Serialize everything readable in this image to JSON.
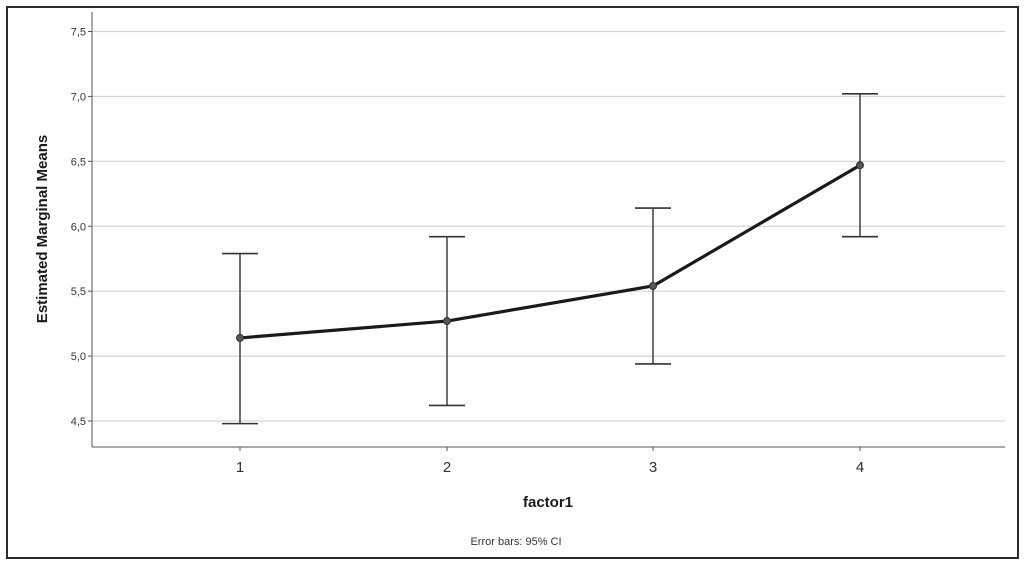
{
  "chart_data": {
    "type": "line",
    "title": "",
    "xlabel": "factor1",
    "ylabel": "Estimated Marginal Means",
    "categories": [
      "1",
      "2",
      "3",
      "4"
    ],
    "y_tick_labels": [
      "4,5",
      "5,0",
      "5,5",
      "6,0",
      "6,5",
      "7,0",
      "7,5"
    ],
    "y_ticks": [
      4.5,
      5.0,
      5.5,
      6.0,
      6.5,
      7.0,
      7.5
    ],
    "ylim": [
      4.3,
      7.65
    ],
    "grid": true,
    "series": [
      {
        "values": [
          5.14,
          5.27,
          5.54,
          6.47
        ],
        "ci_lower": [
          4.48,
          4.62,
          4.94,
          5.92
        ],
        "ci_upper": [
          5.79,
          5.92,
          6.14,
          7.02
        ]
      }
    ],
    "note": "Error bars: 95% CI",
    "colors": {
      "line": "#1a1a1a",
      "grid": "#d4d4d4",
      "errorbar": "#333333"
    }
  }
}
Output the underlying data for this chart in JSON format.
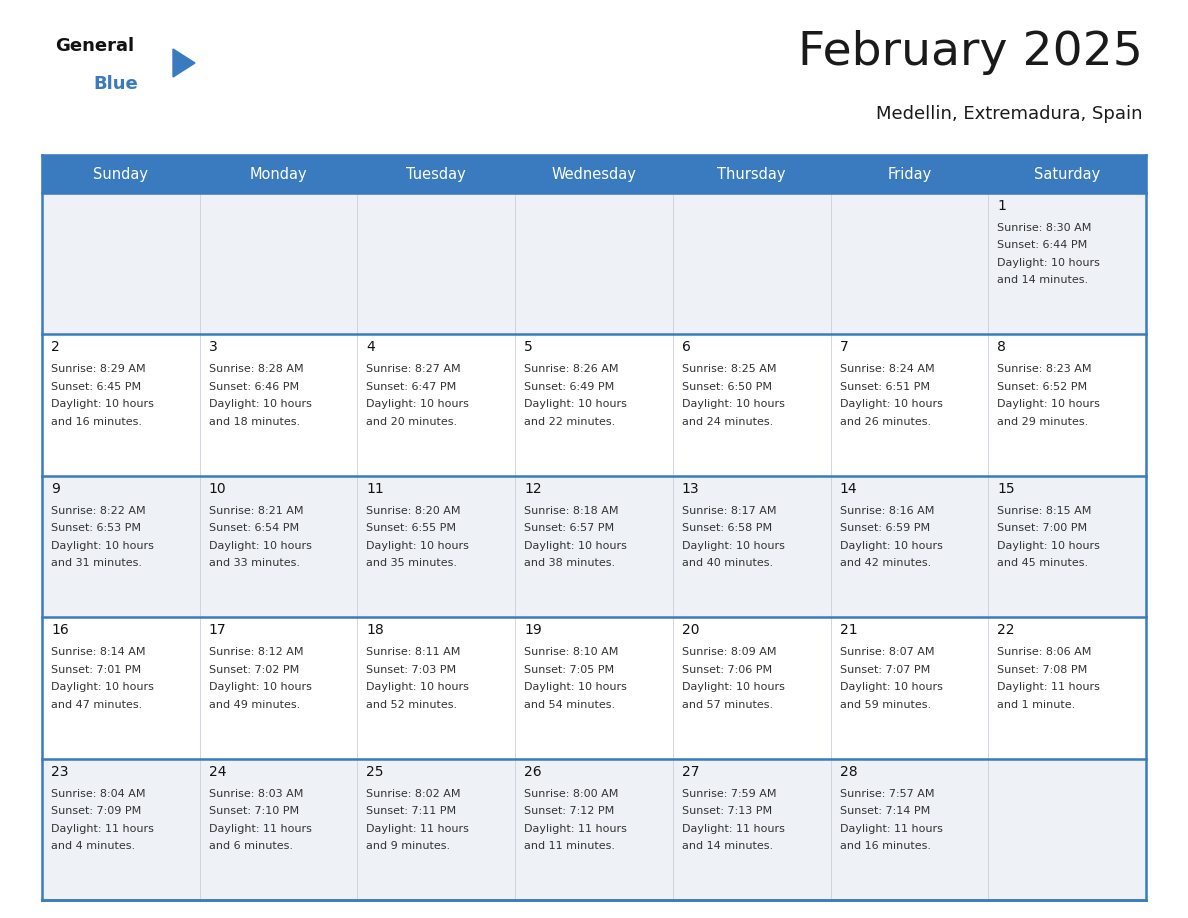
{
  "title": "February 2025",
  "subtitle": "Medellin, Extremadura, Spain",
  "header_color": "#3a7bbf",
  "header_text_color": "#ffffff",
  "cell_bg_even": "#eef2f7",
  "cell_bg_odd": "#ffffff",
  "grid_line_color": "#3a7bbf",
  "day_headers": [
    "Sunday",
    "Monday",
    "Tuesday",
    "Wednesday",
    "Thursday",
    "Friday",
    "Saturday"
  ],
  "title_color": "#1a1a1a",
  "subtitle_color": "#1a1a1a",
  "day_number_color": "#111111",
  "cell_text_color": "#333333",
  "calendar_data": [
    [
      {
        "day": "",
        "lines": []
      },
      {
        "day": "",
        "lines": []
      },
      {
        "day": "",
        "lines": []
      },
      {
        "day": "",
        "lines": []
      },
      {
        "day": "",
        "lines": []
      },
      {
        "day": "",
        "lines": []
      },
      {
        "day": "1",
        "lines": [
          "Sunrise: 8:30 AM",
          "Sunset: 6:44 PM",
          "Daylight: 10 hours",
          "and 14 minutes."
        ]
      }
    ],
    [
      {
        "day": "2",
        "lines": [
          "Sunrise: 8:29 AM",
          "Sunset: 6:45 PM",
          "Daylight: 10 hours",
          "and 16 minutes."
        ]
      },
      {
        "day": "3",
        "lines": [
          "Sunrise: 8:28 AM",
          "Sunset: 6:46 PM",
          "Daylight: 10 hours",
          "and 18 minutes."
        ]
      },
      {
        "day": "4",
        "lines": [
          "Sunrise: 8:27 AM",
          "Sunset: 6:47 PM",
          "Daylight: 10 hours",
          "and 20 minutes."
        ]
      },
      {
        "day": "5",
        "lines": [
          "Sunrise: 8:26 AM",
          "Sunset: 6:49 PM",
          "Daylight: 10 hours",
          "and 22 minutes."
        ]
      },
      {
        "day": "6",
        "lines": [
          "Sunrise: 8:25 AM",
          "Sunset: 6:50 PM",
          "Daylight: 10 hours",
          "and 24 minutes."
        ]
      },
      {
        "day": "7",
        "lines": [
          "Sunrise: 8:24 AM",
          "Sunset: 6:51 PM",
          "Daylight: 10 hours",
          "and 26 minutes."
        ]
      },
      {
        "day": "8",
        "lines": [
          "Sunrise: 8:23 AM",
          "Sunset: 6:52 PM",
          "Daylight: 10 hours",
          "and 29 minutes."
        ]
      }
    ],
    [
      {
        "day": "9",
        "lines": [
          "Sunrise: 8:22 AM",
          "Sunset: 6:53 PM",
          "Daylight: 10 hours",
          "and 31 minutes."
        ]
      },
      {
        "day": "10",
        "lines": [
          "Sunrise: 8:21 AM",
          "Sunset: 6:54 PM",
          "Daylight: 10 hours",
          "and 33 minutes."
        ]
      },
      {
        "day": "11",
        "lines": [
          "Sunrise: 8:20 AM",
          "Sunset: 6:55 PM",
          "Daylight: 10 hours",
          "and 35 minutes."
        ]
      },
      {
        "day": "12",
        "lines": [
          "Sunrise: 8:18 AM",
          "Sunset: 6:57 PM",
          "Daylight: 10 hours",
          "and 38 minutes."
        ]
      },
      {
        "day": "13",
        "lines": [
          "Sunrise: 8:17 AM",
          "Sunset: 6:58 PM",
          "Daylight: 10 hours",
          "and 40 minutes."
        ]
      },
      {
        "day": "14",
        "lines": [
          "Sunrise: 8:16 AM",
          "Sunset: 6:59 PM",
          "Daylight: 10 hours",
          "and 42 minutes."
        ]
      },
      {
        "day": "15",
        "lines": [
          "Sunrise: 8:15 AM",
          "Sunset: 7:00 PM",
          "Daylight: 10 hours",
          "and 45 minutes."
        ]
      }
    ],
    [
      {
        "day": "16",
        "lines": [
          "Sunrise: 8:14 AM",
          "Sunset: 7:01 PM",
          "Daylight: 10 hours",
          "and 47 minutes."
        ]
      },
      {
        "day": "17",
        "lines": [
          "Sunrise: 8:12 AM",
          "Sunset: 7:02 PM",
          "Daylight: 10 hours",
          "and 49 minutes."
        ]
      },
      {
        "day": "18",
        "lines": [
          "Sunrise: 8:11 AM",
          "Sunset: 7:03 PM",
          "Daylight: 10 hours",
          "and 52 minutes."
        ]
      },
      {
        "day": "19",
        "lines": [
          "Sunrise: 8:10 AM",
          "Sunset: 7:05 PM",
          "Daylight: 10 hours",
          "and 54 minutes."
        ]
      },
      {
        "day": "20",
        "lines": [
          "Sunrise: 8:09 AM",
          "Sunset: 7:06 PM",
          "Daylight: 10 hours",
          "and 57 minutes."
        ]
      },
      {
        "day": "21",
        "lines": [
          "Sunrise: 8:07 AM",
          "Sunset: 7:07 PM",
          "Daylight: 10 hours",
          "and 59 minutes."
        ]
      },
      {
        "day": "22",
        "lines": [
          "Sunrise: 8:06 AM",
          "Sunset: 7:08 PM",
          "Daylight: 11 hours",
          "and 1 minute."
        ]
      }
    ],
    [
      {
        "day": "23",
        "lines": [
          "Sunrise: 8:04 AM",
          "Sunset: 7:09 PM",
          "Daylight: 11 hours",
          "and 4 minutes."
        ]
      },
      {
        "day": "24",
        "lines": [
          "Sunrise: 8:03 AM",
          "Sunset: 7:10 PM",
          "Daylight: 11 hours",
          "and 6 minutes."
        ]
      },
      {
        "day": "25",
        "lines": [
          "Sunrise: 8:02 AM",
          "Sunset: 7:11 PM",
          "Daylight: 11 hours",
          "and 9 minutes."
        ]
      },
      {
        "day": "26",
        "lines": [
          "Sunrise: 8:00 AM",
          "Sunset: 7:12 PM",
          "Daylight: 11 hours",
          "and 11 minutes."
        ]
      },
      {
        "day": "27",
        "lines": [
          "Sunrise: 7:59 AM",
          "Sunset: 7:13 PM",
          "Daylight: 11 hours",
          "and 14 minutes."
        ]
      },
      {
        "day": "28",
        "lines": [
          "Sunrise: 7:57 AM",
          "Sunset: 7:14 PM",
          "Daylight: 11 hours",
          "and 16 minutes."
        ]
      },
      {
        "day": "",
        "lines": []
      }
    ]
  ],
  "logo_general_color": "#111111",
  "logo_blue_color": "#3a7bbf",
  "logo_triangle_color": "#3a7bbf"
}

--

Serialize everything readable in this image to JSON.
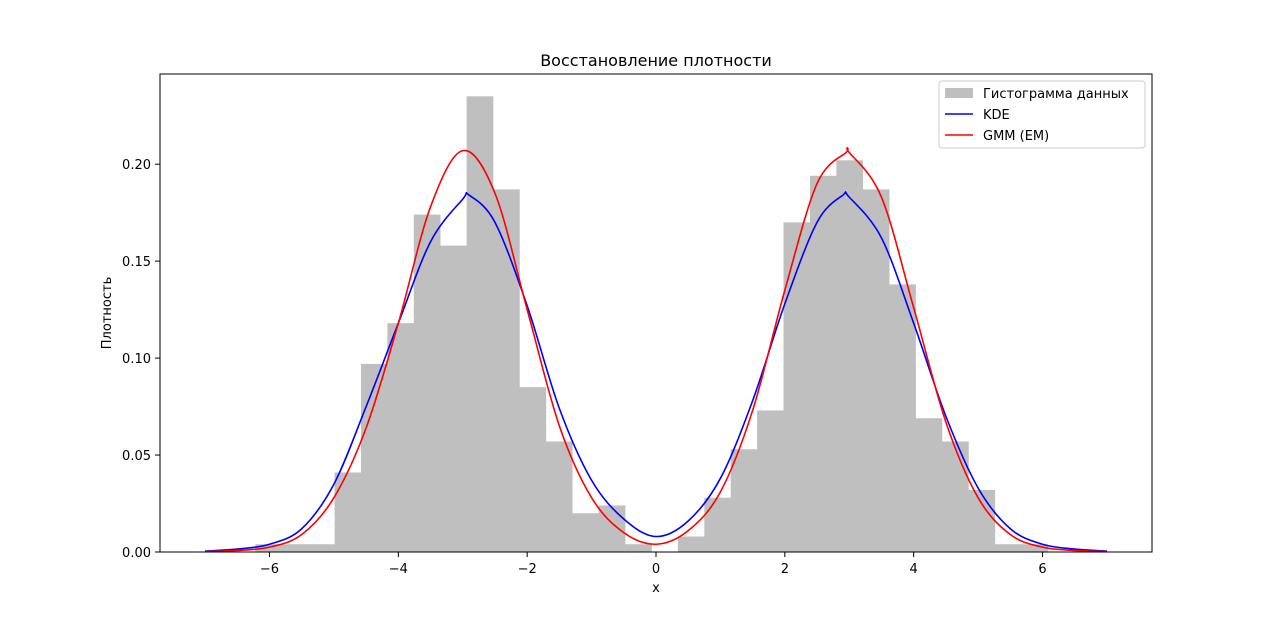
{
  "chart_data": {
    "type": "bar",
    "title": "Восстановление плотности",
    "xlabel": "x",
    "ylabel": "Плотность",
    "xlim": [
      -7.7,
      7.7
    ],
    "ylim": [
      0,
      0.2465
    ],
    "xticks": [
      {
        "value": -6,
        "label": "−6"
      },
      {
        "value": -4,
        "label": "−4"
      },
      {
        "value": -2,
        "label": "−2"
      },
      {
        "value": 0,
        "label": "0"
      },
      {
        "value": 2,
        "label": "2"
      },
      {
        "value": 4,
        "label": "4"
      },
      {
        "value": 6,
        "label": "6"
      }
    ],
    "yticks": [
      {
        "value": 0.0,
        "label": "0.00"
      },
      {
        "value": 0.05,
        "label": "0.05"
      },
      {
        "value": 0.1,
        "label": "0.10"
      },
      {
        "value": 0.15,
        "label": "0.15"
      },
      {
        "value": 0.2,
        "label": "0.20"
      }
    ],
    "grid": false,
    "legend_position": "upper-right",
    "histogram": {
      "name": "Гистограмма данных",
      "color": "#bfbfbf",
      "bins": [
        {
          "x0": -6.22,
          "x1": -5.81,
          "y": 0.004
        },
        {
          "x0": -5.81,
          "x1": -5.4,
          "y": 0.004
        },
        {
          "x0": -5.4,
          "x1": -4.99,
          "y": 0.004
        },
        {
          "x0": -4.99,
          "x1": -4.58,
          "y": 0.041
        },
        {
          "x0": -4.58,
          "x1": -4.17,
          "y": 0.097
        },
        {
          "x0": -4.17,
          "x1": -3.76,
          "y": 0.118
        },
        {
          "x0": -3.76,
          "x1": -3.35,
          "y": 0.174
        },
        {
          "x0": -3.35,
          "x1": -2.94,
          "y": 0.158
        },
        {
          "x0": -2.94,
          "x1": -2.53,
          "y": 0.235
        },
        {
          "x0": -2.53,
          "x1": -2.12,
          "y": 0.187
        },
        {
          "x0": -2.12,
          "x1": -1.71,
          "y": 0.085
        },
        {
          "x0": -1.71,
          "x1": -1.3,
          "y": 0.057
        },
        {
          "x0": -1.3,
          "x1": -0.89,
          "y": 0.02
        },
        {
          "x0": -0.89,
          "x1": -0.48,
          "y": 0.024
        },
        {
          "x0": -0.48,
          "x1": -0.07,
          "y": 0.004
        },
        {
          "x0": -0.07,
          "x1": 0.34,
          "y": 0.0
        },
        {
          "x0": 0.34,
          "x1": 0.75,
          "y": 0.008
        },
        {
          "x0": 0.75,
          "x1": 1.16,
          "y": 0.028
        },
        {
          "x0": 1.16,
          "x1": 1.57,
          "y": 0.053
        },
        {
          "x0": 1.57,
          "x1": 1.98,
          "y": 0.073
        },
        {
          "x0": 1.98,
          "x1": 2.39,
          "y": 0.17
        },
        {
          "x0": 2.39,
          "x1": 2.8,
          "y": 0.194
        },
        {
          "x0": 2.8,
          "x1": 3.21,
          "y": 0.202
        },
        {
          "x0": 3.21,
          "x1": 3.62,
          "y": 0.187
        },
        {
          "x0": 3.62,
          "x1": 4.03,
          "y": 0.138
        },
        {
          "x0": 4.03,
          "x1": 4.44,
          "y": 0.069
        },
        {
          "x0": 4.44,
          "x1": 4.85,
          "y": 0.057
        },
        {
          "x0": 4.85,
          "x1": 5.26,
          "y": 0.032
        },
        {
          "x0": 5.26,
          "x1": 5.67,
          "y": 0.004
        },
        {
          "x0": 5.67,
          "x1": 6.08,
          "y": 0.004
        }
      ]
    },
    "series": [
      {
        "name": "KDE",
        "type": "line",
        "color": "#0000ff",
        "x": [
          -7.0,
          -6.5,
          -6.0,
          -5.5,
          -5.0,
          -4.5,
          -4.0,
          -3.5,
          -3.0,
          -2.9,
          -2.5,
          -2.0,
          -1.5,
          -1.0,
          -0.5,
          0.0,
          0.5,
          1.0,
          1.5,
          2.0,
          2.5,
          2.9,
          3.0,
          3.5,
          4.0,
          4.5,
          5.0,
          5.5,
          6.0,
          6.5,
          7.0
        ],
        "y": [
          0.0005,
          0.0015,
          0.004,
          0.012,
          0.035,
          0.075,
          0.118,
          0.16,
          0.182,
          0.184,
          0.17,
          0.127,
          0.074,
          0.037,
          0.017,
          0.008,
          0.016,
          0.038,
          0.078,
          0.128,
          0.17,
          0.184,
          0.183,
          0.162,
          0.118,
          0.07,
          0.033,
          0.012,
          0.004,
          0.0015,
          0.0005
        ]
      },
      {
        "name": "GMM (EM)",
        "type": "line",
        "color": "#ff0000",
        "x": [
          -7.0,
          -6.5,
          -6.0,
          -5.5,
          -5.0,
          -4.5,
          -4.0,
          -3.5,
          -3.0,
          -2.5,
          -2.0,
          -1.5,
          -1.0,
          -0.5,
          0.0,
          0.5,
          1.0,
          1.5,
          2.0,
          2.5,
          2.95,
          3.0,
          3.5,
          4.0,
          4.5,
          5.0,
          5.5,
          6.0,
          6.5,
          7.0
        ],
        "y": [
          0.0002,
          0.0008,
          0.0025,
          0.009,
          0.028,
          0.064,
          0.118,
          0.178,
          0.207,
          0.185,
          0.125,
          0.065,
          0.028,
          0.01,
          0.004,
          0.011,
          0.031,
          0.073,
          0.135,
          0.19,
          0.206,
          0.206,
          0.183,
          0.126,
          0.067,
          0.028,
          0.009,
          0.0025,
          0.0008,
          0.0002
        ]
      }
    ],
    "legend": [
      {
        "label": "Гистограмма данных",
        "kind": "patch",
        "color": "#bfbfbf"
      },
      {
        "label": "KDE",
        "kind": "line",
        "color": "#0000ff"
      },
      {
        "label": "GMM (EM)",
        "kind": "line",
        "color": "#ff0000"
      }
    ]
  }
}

---

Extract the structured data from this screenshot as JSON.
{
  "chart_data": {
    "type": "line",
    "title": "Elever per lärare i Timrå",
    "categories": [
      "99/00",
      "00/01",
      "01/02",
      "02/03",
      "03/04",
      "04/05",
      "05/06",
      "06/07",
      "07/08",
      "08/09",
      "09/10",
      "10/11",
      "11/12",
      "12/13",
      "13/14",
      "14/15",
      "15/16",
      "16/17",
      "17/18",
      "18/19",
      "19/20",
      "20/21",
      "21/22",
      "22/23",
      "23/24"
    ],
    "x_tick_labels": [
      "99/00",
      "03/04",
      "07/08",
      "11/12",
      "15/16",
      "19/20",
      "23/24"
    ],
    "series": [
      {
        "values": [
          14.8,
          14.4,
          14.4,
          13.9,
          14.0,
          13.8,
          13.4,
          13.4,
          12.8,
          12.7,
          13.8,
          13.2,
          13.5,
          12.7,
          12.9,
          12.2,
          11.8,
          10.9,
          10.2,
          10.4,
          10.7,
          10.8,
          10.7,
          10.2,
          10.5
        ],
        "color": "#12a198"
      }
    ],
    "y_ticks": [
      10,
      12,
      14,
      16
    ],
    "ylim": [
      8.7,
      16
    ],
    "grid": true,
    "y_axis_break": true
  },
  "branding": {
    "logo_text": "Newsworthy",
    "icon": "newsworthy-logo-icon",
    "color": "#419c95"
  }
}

> **SET TASK**:
Above are the records. Copy every line in them holding "name".

> **RESULT**:
      "name": "Гистограмма данных",
        "name": "KDE",
        "name": "GMM (EM)",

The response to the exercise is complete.